**Instructions for the task:** Go through the data below and gather each line containing "cloud".

**Provided records:**
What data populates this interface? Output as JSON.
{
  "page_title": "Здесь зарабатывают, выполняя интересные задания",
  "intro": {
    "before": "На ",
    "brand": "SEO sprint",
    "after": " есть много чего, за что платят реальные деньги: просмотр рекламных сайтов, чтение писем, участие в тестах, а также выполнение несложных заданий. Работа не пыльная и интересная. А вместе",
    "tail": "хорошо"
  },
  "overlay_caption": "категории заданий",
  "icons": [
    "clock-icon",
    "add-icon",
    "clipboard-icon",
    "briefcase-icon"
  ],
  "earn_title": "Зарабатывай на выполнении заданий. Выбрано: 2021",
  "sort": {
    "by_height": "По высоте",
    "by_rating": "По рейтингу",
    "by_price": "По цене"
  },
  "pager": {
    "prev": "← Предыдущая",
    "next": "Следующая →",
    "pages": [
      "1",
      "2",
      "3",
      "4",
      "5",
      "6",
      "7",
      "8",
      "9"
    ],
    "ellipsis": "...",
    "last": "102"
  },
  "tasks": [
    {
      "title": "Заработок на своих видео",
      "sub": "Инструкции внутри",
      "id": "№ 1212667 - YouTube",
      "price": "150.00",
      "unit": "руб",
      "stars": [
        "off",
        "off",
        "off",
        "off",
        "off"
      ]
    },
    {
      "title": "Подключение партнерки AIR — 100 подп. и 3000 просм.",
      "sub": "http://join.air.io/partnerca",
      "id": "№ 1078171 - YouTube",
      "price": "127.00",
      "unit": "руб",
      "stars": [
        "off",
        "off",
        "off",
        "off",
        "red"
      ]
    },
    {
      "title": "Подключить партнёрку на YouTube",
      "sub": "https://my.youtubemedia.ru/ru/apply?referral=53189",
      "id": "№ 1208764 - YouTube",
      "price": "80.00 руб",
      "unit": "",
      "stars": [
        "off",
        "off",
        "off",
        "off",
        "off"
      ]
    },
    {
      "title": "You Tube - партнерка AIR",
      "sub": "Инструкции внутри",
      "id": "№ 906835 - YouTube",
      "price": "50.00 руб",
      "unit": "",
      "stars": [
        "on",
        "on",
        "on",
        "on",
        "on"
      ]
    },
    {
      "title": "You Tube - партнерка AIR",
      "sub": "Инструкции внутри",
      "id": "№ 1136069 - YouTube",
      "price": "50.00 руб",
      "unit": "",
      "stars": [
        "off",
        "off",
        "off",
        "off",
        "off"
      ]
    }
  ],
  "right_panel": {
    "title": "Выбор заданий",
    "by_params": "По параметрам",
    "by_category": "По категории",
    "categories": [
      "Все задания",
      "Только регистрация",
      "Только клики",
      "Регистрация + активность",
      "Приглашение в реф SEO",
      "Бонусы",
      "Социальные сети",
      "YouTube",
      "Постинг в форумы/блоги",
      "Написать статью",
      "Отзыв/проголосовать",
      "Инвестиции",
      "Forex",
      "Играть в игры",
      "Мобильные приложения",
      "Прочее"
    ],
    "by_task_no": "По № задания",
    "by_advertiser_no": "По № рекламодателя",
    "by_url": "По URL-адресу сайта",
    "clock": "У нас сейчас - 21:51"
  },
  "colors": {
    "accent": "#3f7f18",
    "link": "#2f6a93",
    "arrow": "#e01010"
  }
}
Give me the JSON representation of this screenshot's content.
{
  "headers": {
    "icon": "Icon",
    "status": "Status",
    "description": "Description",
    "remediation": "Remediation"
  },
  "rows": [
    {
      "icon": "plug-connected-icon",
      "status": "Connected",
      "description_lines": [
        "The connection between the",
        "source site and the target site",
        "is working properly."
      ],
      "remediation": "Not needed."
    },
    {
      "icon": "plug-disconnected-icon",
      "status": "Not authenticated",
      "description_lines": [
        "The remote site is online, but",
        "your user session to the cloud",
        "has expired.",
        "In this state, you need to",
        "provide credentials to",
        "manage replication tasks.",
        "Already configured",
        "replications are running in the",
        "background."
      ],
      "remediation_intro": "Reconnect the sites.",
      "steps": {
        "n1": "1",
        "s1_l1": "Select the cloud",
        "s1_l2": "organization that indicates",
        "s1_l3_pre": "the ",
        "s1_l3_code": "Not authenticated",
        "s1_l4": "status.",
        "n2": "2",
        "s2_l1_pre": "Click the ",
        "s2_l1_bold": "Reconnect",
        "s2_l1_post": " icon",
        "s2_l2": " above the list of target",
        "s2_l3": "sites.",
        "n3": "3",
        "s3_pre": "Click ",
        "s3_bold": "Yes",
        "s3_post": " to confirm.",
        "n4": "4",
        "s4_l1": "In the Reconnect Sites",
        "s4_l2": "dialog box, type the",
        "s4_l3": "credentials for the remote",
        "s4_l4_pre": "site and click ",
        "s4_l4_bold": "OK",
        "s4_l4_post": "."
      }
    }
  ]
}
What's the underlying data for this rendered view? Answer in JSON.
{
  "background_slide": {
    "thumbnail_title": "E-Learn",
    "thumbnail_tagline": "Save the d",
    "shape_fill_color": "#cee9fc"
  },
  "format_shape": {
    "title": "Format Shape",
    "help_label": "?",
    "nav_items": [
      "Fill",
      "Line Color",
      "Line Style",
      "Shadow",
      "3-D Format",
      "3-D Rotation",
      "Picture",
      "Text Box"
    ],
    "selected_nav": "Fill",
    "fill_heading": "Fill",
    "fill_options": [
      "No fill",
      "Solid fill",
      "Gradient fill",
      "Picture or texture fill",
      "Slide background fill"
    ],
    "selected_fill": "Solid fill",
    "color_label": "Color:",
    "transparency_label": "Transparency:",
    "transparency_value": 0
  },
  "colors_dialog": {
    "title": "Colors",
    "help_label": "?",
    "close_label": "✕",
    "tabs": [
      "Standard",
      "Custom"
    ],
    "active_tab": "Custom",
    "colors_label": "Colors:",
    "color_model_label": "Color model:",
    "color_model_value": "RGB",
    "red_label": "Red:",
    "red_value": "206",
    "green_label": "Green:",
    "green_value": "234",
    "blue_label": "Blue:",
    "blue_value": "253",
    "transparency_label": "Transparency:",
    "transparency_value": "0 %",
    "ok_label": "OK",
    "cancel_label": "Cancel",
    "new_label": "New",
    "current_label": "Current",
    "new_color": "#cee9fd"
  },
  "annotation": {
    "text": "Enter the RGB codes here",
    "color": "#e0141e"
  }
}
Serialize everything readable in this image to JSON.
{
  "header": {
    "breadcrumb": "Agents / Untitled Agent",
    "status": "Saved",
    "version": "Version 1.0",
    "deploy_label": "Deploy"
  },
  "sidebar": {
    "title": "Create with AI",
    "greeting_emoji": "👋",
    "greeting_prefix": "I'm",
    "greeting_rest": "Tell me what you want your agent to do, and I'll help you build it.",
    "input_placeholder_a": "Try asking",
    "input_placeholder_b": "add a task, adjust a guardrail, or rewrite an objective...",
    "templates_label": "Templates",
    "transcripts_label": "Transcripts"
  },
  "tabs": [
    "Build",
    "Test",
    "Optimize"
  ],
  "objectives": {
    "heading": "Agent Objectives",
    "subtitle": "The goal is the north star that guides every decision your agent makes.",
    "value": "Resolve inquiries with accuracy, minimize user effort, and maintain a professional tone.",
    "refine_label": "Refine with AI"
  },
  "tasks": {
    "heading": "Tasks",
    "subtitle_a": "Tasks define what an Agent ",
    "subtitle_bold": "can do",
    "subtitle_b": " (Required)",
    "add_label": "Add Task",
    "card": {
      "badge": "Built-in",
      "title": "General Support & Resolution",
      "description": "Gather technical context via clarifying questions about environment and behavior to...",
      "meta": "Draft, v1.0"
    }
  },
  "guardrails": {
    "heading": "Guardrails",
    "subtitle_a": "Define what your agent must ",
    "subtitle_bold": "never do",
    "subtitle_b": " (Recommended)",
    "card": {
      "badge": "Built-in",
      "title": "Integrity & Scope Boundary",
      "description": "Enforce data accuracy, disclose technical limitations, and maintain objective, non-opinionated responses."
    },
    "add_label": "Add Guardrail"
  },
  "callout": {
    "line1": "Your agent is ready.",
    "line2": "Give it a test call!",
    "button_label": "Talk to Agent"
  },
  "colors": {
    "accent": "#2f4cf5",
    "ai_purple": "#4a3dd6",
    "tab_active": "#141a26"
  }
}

**Exercise answer:**
        "your user session to the cloud",
        "s1_l1": "Select the cloud",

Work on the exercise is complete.